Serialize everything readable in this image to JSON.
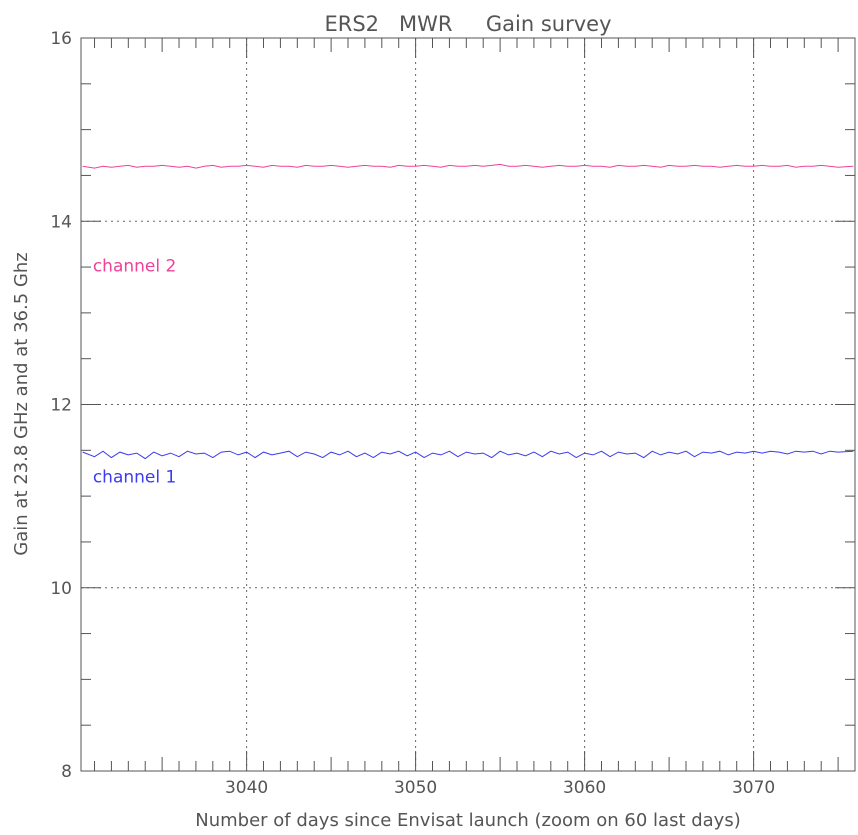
{
  "chart_data": {
    "type": "line",
    "title": "ERS2   MWR     Gain survey",
    "xlabel": "Number of days since Envisat launch (zoom on 60 last days)",
    "ylabel": "Gain at 23.8 GHz and at 36.5 Ghz",
    "xlim": [
      3030.2,
      3076
    ],
    "ylim": [
      8,
      16
    ],
    "x_ticks": [
      3040,
      3050,
      3060,
      3070
    ],
    "x_tick_labels": [
      "3040",
      "3050",
      "3060",
      "3070"
    ],
    "y_ticks": [
      8,
      10,
      12,
      14,
      16
    ],
    "y_tick_labels": [
      "8",
      "10",
      "12",
      "14",
      "16"
    ],
    "grid": true,
    "series": [
      {
        "name": "channel 1",
        "color": "#3b3bf0",
        "label_at": {
          "x": 3030.9,
          "y": 11.15
        },
        "x": [
          3030.3,
          3031,
          3031.5,
          3032,
          3032.5,
          3033,
          3033.5,
          3034,
          3034.5,
          3035,
          3035.5,
          3036,
          3036.5,
          3037,
          3037.5,
          3038,
          3038.5,
          3039,
          3039.5,
          3040,
          3040.5,
          3041,
          3041.5,
          3042,
          3042.5,
          3043,
          3043.5,
          3044,
          3044.5,
          3045,
          3045.5,
          3046,
          3046.5,
          3047,
          3047.5,
          3048,
          3048.5,
          3049,
          3049.5,
          3050,
          3050.5,
          3051,
          3051.5,
          3052,
          3052.5,
          3053,
          3053.5,
          3054,
          3054.5,
          3055,
          3055.5,
          3056,
          3056.5,
          3057,
          3057.5,
          3058,
          3058.5,
          3059,
          3059.5,
          3060,
          3060.5,
          3061,
          3061.5,
          3062,
          3062.5,
          3063,
          3063.5,
          3064,
          3064.5,
          3065,
          3065.5,
          3066,
          3066.5,
          3067,
          3067.5,
          3068,
          3068.5,
          3069,
          3069.5,
          3070,
          3070.5,
          3071,
          3071.5,
          3072,
          3072.5,
          3073,
          3073.5,
          3074,
          3074.5,
          3075,
          3075.9
        ],
        "values": [
          11.48,
          11.43,
          11.49,
          11.42,
          11.48,
          11.45,
          11.47,
          11.41,
          11.48,
          11.44,
          11.47,
          11.43,
          11.49,
          11.46,
          11.47,
          11.42,
          11.48,
          11.49,
          11.45,
          11.48,
          11.42,
          11.48,
          11.45,
          11.47,
          11.49,
          11.43,
          11.48,
          11.46,
          11.42,
          11.48,
          11.45,
          11.49,
          11.43,
          11.47,
          11.42,
          11.48,
          11.46,
          11.49,
          11.44,
          11.48,
          11.42,
          11.47,
          11.45,
          11.49,
          11.43,
          11.48,
          11.46,
          11.47,
          11.42,
          11.49,
          11.45,
          11.47,
          11.44,
          11.48,
          11.43,
          11.49,
          11.46,
          11.48,
          11.42,
          11.47,
          11.45,
          11.49,
          11.43,
          11.48,
          11.46,
          11.47,
          11.42,
          11.49,
          11.45,
          11.48,
          11.46,
          11.49,
          11.43,
          11.48,
          11.47,
          11.49,
          11.45,
          11.48,
          11.47,
          11.49,
          11.47,
          11.49,
          11.48,
          11.46,
          11.49,
          11.48,
          11.49,
          11.46,
          11.49,
          11.48,
          11.49
        ]
      },
      {
        "name": "channel 2",
        "color": "#f0409a",
        "label_at": {
          "x": 3030.9,
          "y": 13.45
        },
        "x": [
          3030.3,
          3031,
          3031.5,
          3032,
          3032.5,
          3033,
          3033.5,
          3034,
          3034.5,
          3035,
          3035.5,
          3036,
          3036.5,
          3037,
          3037.5,
          3038,
          3038.5,
          3039,
          3039.5,
          3040,
          3040.5,
          3041,
          3041.5,
          3042,
          3042.5,
          3043,
          3043.5,
          3044,
          3044.5,
          3045,
          3045.5,
          3046,
          3046.5,
          3047,
          3047.5,
          3048,
          3048.5,
          3049,
          3049.5,
          3050,
          3050.5,
          3051,
          3051.5,
          3052,
          3052.5,
          3053,
          3053.5,
          3054,
          3054.5,
          3055,
          3055.5,
          3056,
          3056.5,
          3057,
          3057.5,
          3058,
          3058.5,
          3059,
          3059.5,
          3060,
          3060.5,
          3061,
          3061.5,
          3062,
          3062.5,
          3063,
          3063.5,
          3064,
          3064.5,
          3065,
          3065.5,
          3066,
          3066.5,
          3067,
          3067.5,
          3068,
          3068.5,
          3069,
          3069.5,
          3070,
          3070.5,
          3071,
          3071.5,
          3072,
          3072.5,
          3073,
          3073.5,
          3074,
          3074.5,
          3075,
          3075.9
        ],
        "values": [
          14.6,
          14.58,
          14.6,
          14.59,
          14.6,
          14.61,
          14.59,
          14.6,
          14.6,
          14.61,
          14.6,
          14.59,
          14.6,
          14.58,
          14.6,
          14.61,
          14.59,
          14.6,
          14.6,
          14.61,
          14.6,
          14.59,
          14.61,
          14.6,
          14.6,
          14.59,
          14.61,
          14.6,
          14.6,
          14.61,
          14.6,
          14.59,
          14.6,
          14.61,
          14.6,
          14.6,
          14.59,
          14.61,
          14.6,
          14.6,
          14.61,
          14.6,
          14.59,
          14.61,
          14.6,
          14.6,
          14.61,
          14.6,
          14.61,
          14.62,
          14.6,
          14.6,
          14.61,
          14.6,
          14.59,
          14.6,
          14.61,
          14.6,
          14.6,
          14.61,
          14.6,
          14.6,
          14.59,
          14.61,
          14.6,
          14.6,
          14.61,
          14.6,
          14.59,
          14.61,
          14.6,
          14.6,
          14.61,
          14.6,
          14.6,
          14.59,
          14.6,
          14.61,
          14.6,
          14.6,
          14.61,
          14.6,
          14.6,
          14.61,
          14.59,
          14.6,
          14.6,
          14.61,
          14.6,
          14.59,
          14.6
        ]
      }
    ]
  }
}
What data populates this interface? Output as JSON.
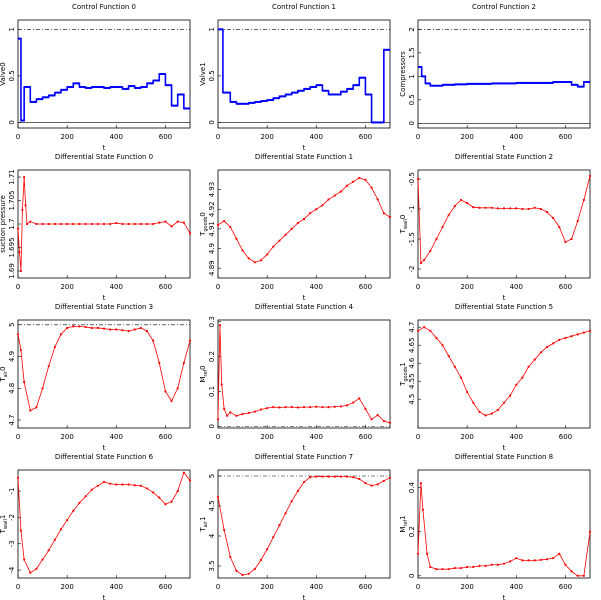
{
  "chart_data": [
    {
      "type": "line",
      "step": true,
      "title": "Control Function 0",
      "xlabel": "t",
      "ylabel": "Valve0",
      "color": "#0000ff",
      "x": [
        0,
        12,
        25,
        50,
        75,
        100,
        125,
        150,
        175,
        200,
        225,
        250,
        275,
        300,
        325,
        350,
        375,
        400,
        425,
        450,
        475,
        500,
        525,
        550,
        575,
        600,
        625,
        650,
        675
      ],
      "values": [
        0.9,
        0.02,
        0.38,
        0.22,
        0.25,
        0.27,
        0.29,
        0.32,
        0.35,
        0.38,
        0.42,
        0.38,
        0.37,
        0.38,
        0.38,
        0.37,
        0.38,
        0.38,
        0.36,
        0.39,
        0.37,
        0.38,
        0.42,
        0.45,
        0.52,
        0.4,
        0.18,
        0.3,
        0.15
      ],
      "xlim": [
        0,
        700
      ],
      "xticks": [
        0,
        200,
        400,
        600
      ],
      "ylim": [
        -0.06,
        1.1
      ],
      "yticks": [
        0,
        0.5,
        1
      ],
      "reference_lines": [
        {
          "value": 1,
          "style": "dashdot"
        },
        {
          "value": 0,
          "style": "solid"
        }
      ]
    },
    {
      "type": "line",
      "step": true,
      "title": "Control Function 1",
      "xlabel": "t",
      "ylabel": "Valve1",
      "color": "#0000ff",
      "x": [
        0,
        20,
        50,
        75,
        100,
        125,
        150,
        175,
        200,
        225,
        250,
        275,
        300,
        325,
        350,
        375,
        400,
        425,
        450,
        475,
        500,
        525,
        550,
        575,
        600,
        625,
        650,
        675
      ],
      "values": [
        1.0,
        0.32,
        0.22,
        0.2,
        0.2,
        0.21,
        0.22,
        0.23,
        0.24,
        0.26,
        0.28,
        0.3,
        0.32,
        0.34,
        0.36,
        0.38,
        0.4,
        0.34,
        0.3,
        0.3,
        0.33,
        0.36,
        0.4,
        0.48,
        0.3,
        0.0,
        0.0,
        0.78
      ],
      "xlim": [
        0,
        700
      ],
      "xticks": [
        0,
        200,
        400,
        600
      ],
      "ylim": [
        -0.06,
        1.1
      ],
      "yticks": [
        0,
        0.5,
        1
      ],
      "reference_lines": [
        {
          "value": 1,
          "style": "dashdot"
        },
        {
          "value": 0,
          "style": "solid"
        }
      ]
    },
    {
      "type": "line",
      "step": true,
      "title": "Control Function 2",
      "xlabel": "t",
      "ylabel": "Compressors",
      "color": "#0000ff",
      "x": [
        0,
        15,
        30,
        50,
        100,
        150,
        200,
        250,
        300,
        350,
        400,
        450,
        500,
        550,
        600,
        625,
        650,
        675
      ],
      "values": [
        1.2,
        1.0,
        0.85,
        0.8,
        0.82,
        0.83,
        0.84,
        0.84,
        0.85,
        0.85,
        0.86,
        0.86,
        0.86,
        0.88,
        0.88,
        0.82,
        0.78,
        0.88
      ],
      "xlim": [
        0,
        700
      ],
      "xticks": [
        0,
        200,
        400,
        600
      ],
      "ylim": [
        -0.1,
        2.2
      ],
      "yticks": [
        0,
        0.5,
        1,
        1.5,
        2
      ],
      "reference_lines": [
        {
          "value": 2,
          "style": "dashdot"
        },
        {
          "value": 0,
          "style": "solid"
        }
      ]
    },
    {
      "type": "line",
      "markers": true,
      "title": "Differential State Function 0",
      "xlabel": "t",
      "ylabel": "suction pressure",
      "color": "#ff0000",
      "x": [
        0,
        6,
        12,
        18,
        25,
        31,
        37,
        50,
        75,
        100,
        125,
        150,
        175,
        200,
        225,
        250,
        275,
        300,
        325,
        350,
        375,
        400,
        425,
        450,
        475,
        500,
        525,
        550,
        575,
        600,
        625,
        650,
        675,
        700
      ],
      "values": [
        1.699,
        1.694,
        1.69,
        1.703,
        1.71,
        1.704,
        1.7,
        1.7005,
        1.7,
        1.7,
        1.7,
        1.7,
        1.7,
        1.7,
        1.7,
        1.7,
        1.7,
        1.7,
        1.7,
        1.7,
        1.7,
        1.7002,
        1.7,
        1.7,
        1.7,
        1.7,
        1.7,
        1.7,
        1.7003,
        1.7005,
        1.6995,
        1.7005,
        1.7003,
        1.698
      ],
      "xlim": [
        0,
        700
      ],
      "xticks": [
        0,
        200,
        400,
        600
      ],
      "ylim": [
        1.6885,
        1.7115
      ],
      "yticks": [
        1.69,
        1.695,
        1.7,
        1.705,
        1.71
      ]
    },
    {
      "type": "line",
      "markers": true,
      "title": "Differential State Function 1",
      "xlabel": "t",
      "ylabel": [
        "T",
        "goods",
        "0"
      ],
      "color": "#ff0000",
      "x": [
        0,
        25,
        50,
        75,
        100,
        125,
        150,
        175,
        200,
        225,
        250,
        275,
        300,
        325,
        350,
        375,
        400,
        425,
        450,
        475,
        500,
        525,
        550,
        575,
        600,
        625,
        650,
        675,
        700
      ],
      "values": [
        4.912,
        4.914,
        4.911,
        4.905,
        4.899,
        4.895,
        4.893,
        4.894,
        4.897,
        4.901,
        4.904,
        4.907,
        4.91,
        4.913,
        4.915,
        4.918,
        4.92,
        4.922,
        4.925,
        4.927,
        4.929,
        4.932,
        4.934,
        4.936,
        4.935,
        4.931,
        4.925,
        4.918,
        4.916
      ],
      "xlim": [
        0,
        700
      ],
      "xticks": [
        0,
        200,
        400,
        600
      ],
      "ylim": [
        4.885,
        4.94
      ],
      "yticks": [
        4.89,
        4.9,
        4.91,
        4.92,
        4.93
      ]
    },
    {
      "type": "line",
      "markers": true,
      "title": "Differential State Function 2",
      "xlabel": "t",
      "ylabel": [
        "T",
        "wall",
        "0"
      ],
      "color": "#ff0000",
      "x": [
        0,
        12,
        25,
        50,
        75,
        100,
        125,
        150,
        175,
        200,
        225,
        250,
        275,
        300,
        325,
        350,
        375,
        400,
        425,
        450,
        475,
        500,
        525,
        550,
        575,
        600,
        625,
        650,
        675,
        700
      ],
      "values": [
        -0.5,
        -1.9,
        -1.85,
        -1.7,
        -1.5,
        -1.3,
        -1.1,
        -0.95,
        -0.85,
        -0.9,
        -0.97,
        -0.98,
        -0.98,
        -0.98,
        -0.99,
        -0.99,
        -0.99,
        -0.99,
        -1.0,
        -1.0,
        -0.98,
        -1.0,
        -1.05,
        -1.15,
        -1.3,
        -1.55,
        -1.5,
        -1.2,
        -0.85,
        -0.45
      ],
      "xlim": [
        0,
        700
      ],
      "xticks": [
        0,
        200,
        400,
        600
      ],
      "ylim": [
        -2.15,
        -0.35
      ],
      "yticks": [
        -2,
        -1.5,
        -1,
        -0.5
      ]
    },
    {
      "type": "line",
      "markers": true,
      "title": "Differential State Function 3",
      "xlabel": "t",
      "ylabel": [
        "T",
        "air",
        "0"
      ],
      "color": "#ff0000",
      "x": [
        0,
        12,
        25,
        50,
        75,
        100,
        125,
        150,
        175,
        200,
        225,
        250,
        275,
        300,
        325,
        350,
        375,
        400,
        425,
        450,
        475,
        500,
        525,
        550,
        575,
        600,
        625,
        650,
        675,
        700
      ],
      "values": [
        4.97,
        4.92,
        4.82,
        4.73,
        4.74,
        4.8,
        4.87,
        4.93,
        4.97,
        4.99,
        4.995,
        4.995,
        4.993,
        4.99,
        4.99,
        4.988,
        4.985,
        4.985,
        4.983,
        4.98,
        4.985,
        4.99,
        4.98,
        4.95,
        4.88,
        4.79,
        4.76,
        4.8,
        4.88,
        4.95
      ],
      "xlim": [
        0,
        700
      ],
      "xticks": [
        0,
        200,
        400,
        600
      ],
      "ylim": [
        4.675,
        5.015
      ],
      "yticks": [
        4.7,
        4.8,
        4.9,
        5
      ],
      "reference_lines": [
        {
          "value": 5,
          "style": "dashdot"
        }
      ]
    },
    {
      "type": "line",
      "markers": true,
      "title": "Differential State Function 4",
      "xlabel": "t",
      "ylabel": [
        "M",
        "ref",
        "0"
      ],
      "color": "#ff0000",
      "x": [
        0,
        8,
        15,
        25,
        37,
        50,
        75,
        100,
        125,
        150,
        175,
        200,
        225,
        250,
        275,
        300,
        325,
        350,
        375,
        400,
        425,
        450,
        475,
        500,
        525,
        550,
        575,
        600,
        625,
        650,
        675,
        700
      ],
      "values": [
        0.02,
        0.29,
        0.12,
        0.05,
        0.03,
        0.04,
        0.03,
        0.035,
        0.038,
        0.042,
        0.048,
        0.052,
        0.055,
        0.054,
        0.055,
        0.055,
        0.054,
        0.055,
        0.055,
        0.056,
        0.055,
        0.055,
        0.056,
        0.057,
        0.06,
        0.068,
        0.08,
        0.05,
        0.02,
        0.032,
        0.015,
        0.01
      ],
      "xlim": [
        0,
        700
      ],
      "xticks": [
        0,
        200,
        400,
        600
      ],
      "ylim": [
        -0.005,
        0.305
      ],
      "yticks": [
        0,
        0.1,
        0.2,
        0.3
      ],
      "reference_lines": [
        {
          "value": 0,
          "style": "dashdot"
        }
      ]
    },
    {
      "type": "line",
      "markers": true,
      "title": "Differential State Function 5",
      "xlabel": "t",
      "ylabel": [
        "T",
        "goods",
        "1"
      ],
      "color": "#ff0000",
      "x": [
        0,
        25,
        50,
        75,
        100,
        125,
        150,
        175,
        200,
        225,
        250,
        275,
        300,
        325,
        350,
        375,
        400,
        425,
        450,
        475,
        500,
        525,
        550,
        575,
        600,
        625,
        650,
        675,
        700
      ],
      "values": [
        4.69,
        4.7,
        4.69,
        4.67,
        4.65,
        4.62,
        4.59,
        4.56,
        4.52,
        4.49,
        4.465,
        4.455,
        4.46,
        4.47,
        4.49,
        4.51,
        4.54,
        4.56,
        4.59,
        4.61,
        4.63,
        4.645,
        4.655,
        4.665,
        4.67,
        4.675,
        4.68,
        4.685,
        4.69
      ],
      "xlim": [
        0,
        700
      ],
      "xticks": [
        0,
        200,
        400,
        600
      ],
      "ylim": [
        4.42,
        4.72
      ],
      "yticks": [
        4.5,
        4.55,
        4.6,
        4.65,
        4.7
      ]
    },
    {
      "type": "line",
      "markers": true,
      "title": "Differential State Function 6",
      "xlabel": "t",
      "ylabel": [
        "T",
        "wall",
        "1"
      ],
      "color": "#ff0000",
      "x": [
        0,
        12,
        25,
        50,
        75,
        100,
        125,
        150,
        175,
        200,
        225,
        250,
        275,
        300,
        325,
        350,
        375,
        400,
        425,
        450,
        475,
        500,
        525,
        550,
        575,
        600,
        625,
        650,
        675,
        700
      ],
      "values": [
        -0.5,
        -2.5,
        -3.6,
        -4.1,
        -3.95,
        -3.6,
        -3.25,
        -2.85,
        -2.45,
        -2.1,
        -1.75,
        -1.45,
        -1.2,
        -0.95,
        -0.8,
        -0.65,
        -0.72,
        -0.75,
        -0.75,
        -0.75,
        -0.78,
        -0.8,
        -0.9,
        -1.05,
        -1.25,
        -1.5,
        -1.4,
        -1.0,
        -0.3,
        -0.6
      ],
      "xlim": [
        0,
        700
      ],
      "xticks": [
        0,
        200,
        400,
        600
      ],
      "ylim": [
        -4.3,
        -0.2
      ],
      "yticks": [
        -4,
        -3,
        -2,
        -1
      ]
    },
    {
      "type": "line",
      "markers": true,
      "title": "Differential State Function 7",
      "xlabel": "t",
      "ylabel": [
        "T",
        "air",
        "1"
      ],
      "color": "#ff0000",
      "x": [
        0,
        25,
        50,
        75,
        100,
        125,
        150,
        175,
        200,
        225,
        250,
        275,
        300,
        325,
        350,
        375,
        400,
        425,
        450,
        475,
        500,
        525,
        550,
        575,
        600,
        625,
        650,
        675,
        700
      ],
      "values": [
        4.65,
        4.1,
        3.65,
        3.42,
        3.35,
        3.37,
        3.45,
        3.6,
        3.78,
        3.98,
        4.18,
        4.38,
        4.58,
        4.75,
        4.9,
        4.98,
        4.99,
        4.99,
        4.99,
        4.99,
        4.99,
        4.99,
        4.98,
        4.95,
        4.88,
        4.84,
        4.86,
        4.92,
        4.97
      ],
      "xlim": [
        0,
        700
      ],
      "xticks": [
        0,
        200,
        400,
        600
      ],
      "ylim": [
        3.3,
        5.1
      ],
      "yticks": [
        3.5,
        4,
        4.5,
        5
      ],
      "reference_lines": [
        {
          "value": 5,
          "style": "dashdot"
        }
      ]
    },
    {
      "type": "line",
      "markers": true,
      "title": "Differential State Function 8",
      "xlabel": "t",
      "ylabel": [
        "M",
        "ref",
        "1"
      ],
      "color": "#ff0000",
      "x": [
        0,
        12,
        20,
        37,
        50,
        75,
        100,
        125,
        150,
        175,
        200,
        225,
        250,
        275,
        300,
        325,
        350,
        375,
        400,
        425,
        450,
        475,
        500,
        525,
        550,
        575,
        600,
        625,
        650,
        675,
        700
      ],
      "values": [
        0.1,
        0.42,
        0.3,
        0.1,
        0.04,
        0.03,
        0.03,
        0.03,
        0.035,
        0.035,
        0.04,
        0.04,
        0.045,
        0.045,
        0.05,
        0.05,
        0.055,
        0.065,
        0.08,
        0.07,
        0.07,
        0.07,
        0.072,
        0.075,
        0.08,
        0.1,
        0.05,
        0.02,
        0.0,
        0.0,
        0.2
      ],
      "xlim": [
        0,
        700
      ],
      "xticks": [
        0,
        200,
        400,
        600
      ],
      "ylim": [
        -0.01,
        0.48
      ],
      "yticks": [
        0,
        0.2,
        0.4
      ]
    }
  ]
}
————
• _THE REQUEST_
Gather from the records above every line containing the string "JSON".

• _COMPLETE RESPONSE_
Serialize everything readable in this image to JSON.
What data populates this interface? Output as JSON.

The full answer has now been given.